What you need to do: Copy out each line of the data holding "heart".

Dataset records
# # # #

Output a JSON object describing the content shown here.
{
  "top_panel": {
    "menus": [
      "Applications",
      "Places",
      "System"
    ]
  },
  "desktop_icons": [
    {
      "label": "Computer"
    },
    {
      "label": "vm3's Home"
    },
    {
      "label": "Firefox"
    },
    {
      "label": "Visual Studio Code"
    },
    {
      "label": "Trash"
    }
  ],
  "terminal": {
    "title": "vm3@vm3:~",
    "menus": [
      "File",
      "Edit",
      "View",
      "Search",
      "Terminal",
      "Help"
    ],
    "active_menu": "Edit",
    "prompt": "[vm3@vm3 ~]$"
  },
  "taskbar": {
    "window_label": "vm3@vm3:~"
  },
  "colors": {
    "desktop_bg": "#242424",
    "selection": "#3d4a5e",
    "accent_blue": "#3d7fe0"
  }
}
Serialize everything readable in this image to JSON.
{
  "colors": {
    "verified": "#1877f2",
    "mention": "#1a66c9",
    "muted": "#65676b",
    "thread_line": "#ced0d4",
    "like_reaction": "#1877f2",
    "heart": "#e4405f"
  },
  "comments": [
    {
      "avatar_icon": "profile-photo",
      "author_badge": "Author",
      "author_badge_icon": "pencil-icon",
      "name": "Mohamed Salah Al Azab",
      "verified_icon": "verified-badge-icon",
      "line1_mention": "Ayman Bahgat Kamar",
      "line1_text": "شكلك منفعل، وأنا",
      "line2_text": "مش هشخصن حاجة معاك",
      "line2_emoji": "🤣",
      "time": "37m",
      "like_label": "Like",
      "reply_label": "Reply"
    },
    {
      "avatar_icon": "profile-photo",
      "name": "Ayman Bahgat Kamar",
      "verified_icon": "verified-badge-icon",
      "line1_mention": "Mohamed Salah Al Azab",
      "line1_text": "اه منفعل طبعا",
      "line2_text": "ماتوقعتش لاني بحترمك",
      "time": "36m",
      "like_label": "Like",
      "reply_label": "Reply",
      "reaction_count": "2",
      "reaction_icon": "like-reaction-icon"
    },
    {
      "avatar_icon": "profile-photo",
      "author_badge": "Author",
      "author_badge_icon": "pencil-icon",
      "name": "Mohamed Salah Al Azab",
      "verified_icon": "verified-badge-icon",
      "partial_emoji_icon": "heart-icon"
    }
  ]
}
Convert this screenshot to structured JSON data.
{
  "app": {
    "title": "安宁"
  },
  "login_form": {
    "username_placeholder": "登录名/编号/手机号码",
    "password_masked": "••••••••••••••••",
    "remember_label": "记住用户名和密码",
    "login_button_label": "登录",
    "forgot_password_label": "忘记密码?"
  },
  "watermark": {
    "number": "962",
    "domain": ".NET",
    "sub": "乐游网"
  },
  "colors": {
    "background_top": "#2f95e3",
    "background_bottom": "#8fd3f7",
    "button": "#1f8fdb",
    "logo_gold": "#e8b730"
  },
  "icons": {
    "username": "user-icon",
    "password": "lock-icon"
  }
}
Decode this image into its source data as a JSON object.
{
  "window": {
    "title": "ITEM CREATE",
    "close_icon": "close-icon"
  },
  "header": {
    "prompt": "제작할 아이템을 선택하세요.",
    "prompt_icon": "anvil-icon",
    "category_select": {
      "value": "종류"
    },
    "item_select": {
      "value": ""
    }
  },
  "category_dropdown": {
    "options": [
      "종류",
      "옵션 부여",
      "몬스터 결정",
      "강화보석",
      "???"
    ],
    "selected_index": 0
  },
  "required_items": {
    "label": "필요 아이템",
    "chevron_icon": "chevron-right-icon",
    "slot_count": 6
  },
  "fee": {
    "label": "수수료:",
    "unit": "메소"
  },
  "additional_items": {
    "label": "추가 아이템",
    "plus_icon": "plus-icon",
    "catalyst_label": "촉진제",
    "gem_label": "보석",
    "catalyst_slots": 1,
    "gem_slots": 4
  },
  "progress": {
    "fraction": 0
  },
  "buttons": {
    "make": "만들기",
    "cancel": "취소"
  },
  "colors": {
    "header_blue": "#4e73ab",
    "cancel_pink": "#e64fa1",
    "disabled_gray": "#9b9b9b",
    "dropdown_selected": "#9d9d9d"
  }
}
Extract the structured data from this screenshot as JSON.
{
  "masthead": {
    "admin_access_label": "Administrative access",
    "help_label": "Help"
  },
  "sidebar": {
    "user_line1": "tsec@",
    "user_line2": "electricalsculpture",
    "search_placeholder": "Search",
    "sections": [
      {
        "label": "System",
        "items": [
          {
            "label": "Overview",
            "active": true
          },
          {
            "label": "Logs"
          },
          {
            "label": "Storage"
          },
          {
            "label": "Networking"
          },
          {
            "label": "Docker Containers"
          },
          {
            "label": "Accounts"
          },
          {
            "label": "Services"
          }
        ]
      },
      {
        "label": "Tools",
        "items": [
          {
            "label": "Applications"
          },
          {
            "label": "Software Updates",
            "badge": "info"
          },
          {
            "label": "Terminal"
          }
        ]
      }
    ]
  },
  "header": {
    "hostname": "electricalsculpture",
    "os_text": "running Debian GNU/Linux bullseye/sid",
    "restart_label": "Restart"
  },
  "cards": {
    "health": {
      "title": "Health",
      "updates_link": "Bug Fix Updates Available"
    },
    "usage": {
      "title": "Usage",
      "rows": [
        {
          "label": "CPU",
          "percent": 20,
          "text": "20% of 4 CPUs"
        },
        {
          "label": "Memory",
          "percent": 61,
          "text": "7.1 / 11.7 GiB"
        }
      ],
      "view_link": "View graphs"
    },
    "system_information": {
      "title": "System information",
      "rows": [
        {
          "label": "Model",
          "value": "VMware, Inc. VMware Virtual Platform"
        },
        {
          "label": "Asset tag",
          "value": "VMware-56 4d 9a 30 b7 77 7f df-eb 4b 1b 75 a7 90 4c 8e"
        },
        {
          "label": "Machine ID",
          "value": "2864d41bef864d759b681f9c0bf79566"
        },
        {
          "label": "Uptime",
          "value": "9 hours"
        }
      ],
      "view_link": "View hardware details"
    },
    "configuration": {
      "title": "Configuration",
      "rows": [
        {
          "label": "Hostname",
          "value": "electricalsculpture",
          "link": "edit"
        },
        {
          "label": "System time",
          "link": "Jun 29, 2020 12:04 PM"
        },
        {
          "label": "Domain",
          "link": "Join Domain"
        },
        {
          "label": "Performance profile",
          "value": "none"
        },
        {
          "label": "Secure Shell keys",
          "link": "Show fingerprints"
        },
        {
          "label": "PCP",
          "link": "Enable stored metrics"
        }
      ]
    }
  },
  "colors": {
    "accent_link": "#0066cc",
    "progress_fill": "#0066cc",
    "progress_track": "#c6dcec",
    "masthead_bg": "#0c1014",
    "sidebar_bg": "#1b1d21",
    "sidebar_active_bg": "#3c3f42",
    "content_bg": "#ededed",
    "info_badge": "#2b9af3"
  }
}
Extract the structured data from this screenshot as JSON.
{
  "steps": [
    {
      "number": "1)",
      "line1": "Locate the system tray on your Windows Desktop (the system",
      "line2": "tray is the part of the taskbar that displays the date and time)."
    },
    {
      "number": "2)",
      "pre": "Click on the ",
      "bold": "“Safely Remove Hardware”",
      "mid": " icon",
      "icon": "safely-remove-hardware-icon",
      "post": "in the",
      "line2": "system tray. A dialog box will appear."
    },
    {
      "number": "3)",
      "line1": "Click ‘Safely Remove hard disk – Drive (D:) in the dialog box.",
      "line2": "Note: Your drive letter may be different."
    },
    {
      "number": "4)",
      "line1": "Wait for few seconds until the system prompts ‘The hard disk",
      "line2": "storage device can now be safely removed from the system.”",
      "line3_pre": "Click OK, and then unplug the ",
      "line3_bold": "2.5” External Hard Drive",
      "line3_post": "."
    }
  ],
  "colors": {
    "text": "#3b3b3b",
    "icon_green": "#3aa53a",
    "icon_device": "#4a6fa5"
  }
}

# # # #

Full answer:
    "heart": "#e4405f"
      "partial_emoji_icon": "heart-icon"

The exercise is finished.